Provided information -
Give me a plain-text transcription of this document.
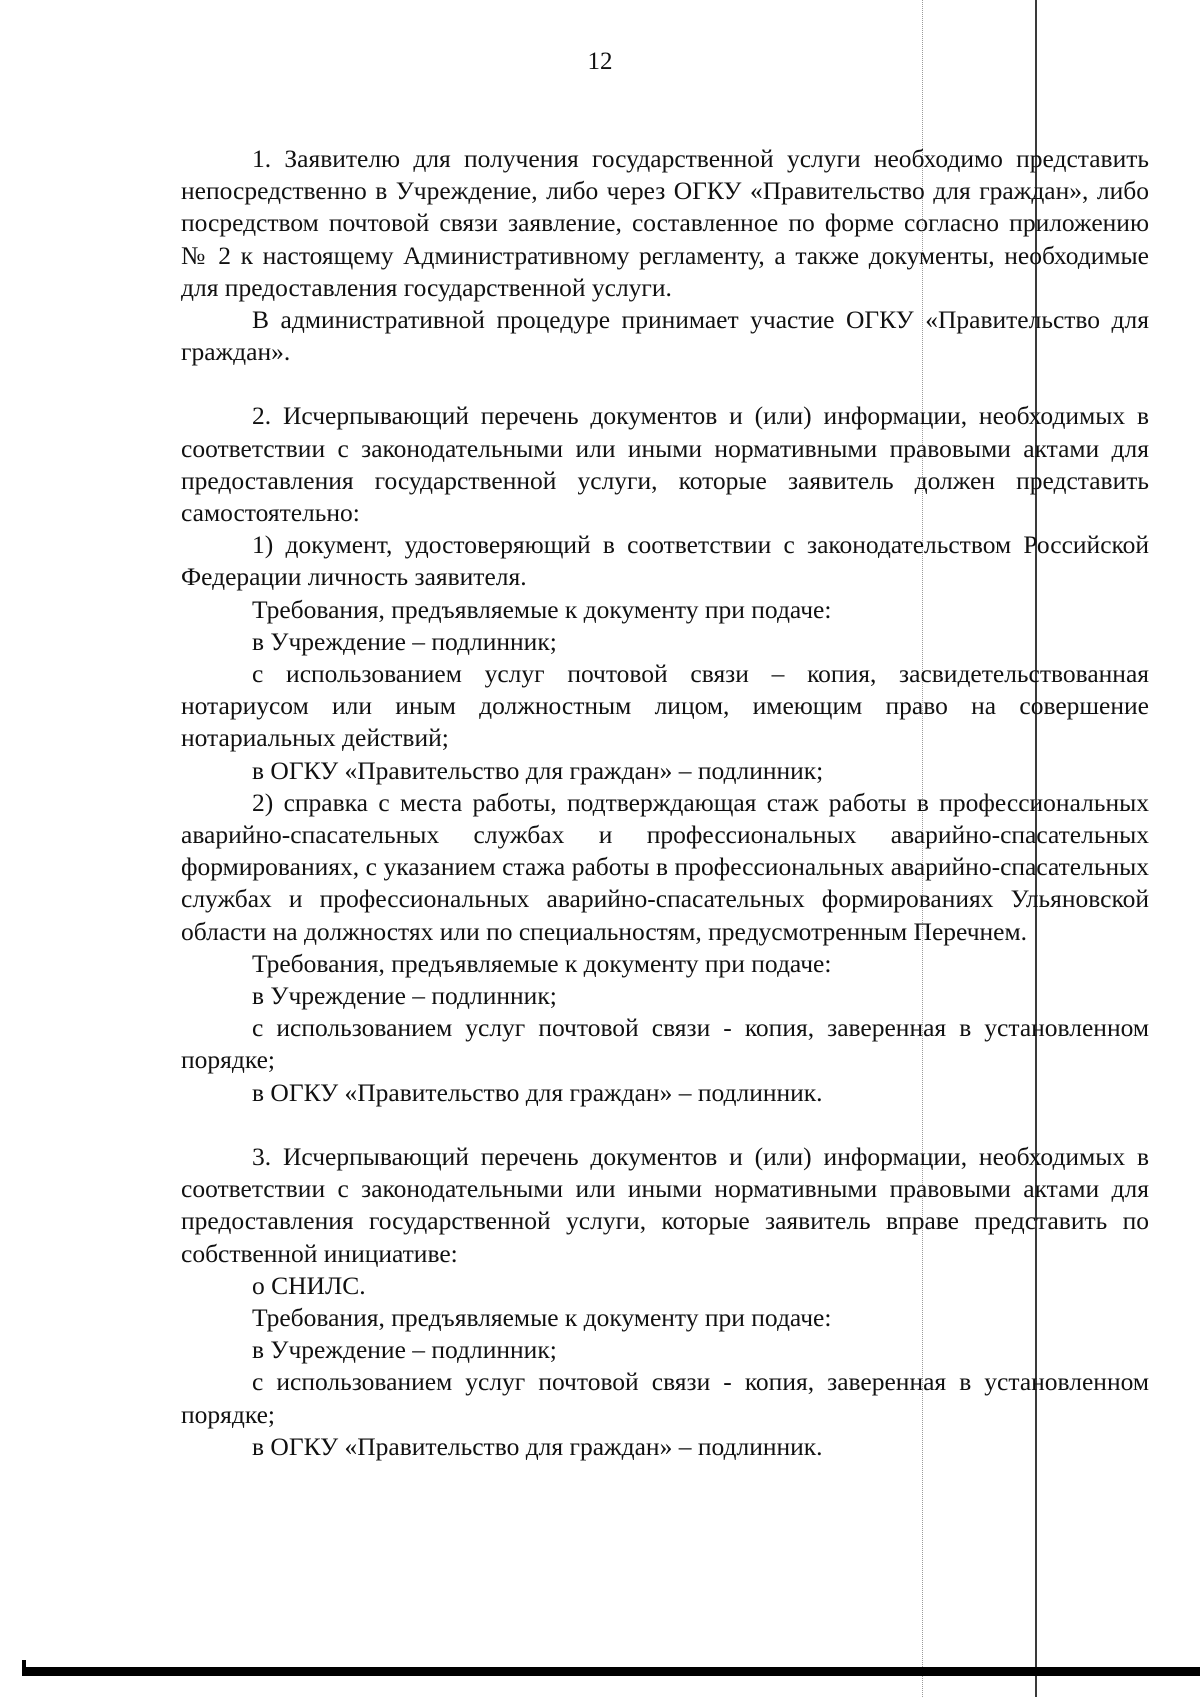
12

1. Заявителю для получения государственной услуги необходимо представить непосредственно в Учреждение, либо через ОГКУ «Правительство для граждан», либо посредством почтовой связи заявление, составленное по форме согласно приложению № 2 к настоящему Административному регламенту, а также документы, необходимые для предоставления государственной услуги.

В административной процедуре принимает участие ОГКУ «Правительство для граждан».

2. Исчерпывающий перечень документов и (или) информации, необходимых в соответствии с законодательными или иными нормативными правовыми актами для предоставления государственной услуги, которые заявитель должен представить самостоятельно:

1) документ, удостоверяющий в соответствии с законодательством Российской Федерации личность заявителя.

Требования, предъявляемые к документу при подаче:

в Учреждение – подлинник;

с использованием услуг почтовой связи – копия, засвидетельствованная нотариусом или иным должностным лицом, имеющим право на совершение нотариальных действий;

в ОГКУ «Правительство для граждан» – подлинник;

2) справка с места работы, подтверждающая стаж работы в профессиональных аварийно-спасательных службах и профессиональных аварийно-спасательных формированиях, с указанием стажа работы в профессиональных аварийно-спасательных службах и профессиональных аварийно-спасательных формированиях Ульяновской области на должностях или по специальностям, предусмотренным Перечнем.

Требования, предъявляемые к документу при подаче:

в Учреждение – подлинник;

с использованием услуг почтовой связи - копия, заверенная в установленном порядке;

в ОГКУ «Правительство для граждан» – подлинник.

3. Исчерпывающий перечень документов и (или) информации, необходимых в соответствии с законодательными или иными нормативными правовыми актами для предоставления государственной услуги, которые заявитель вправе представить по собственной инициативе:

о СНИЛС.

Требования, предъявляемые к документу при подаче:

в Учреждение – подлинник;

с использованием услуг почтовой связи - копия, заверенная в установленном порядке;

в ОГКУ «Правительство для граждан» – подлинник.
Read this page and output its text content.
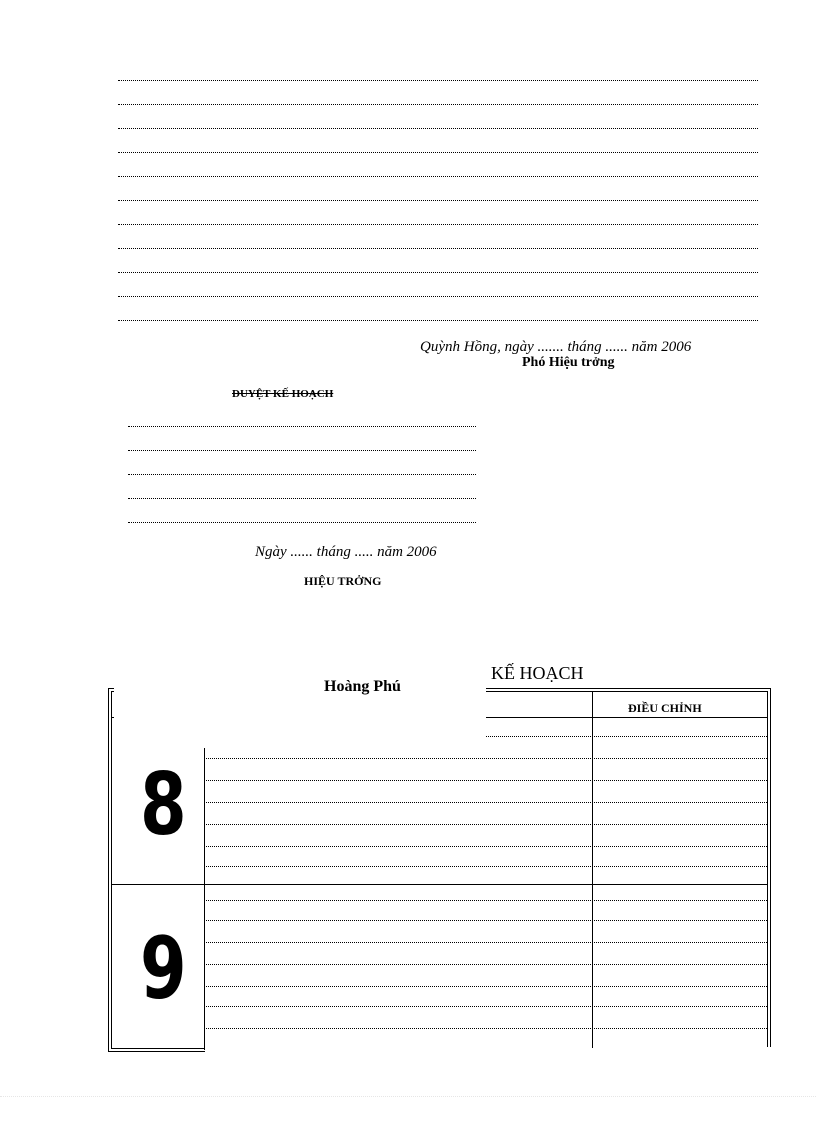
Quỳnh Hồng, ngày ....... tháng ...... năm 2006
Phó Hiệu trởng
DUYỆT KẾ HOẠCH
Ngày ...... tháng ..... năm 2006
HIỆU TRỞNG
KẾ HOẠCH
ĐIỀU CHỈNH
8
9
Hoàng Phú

Brief - Each line in the listing above that contains "иными" should be copied.

Final result -
2. Исчерпывающий перечень документов и (или) информации, необходимых в соответствии с законодательными или иными нормативными правовыми актами для предоставления государственной услуги, которые заявитель должен представить самостоятельно:
3. Исчерпывающий перечень документов и (или) информации, необходимых в соответствии с законодательными или иными нормативными правовыми актами для предоставления государственной услуги, которые заявитель вправе представить по собственной инициативе:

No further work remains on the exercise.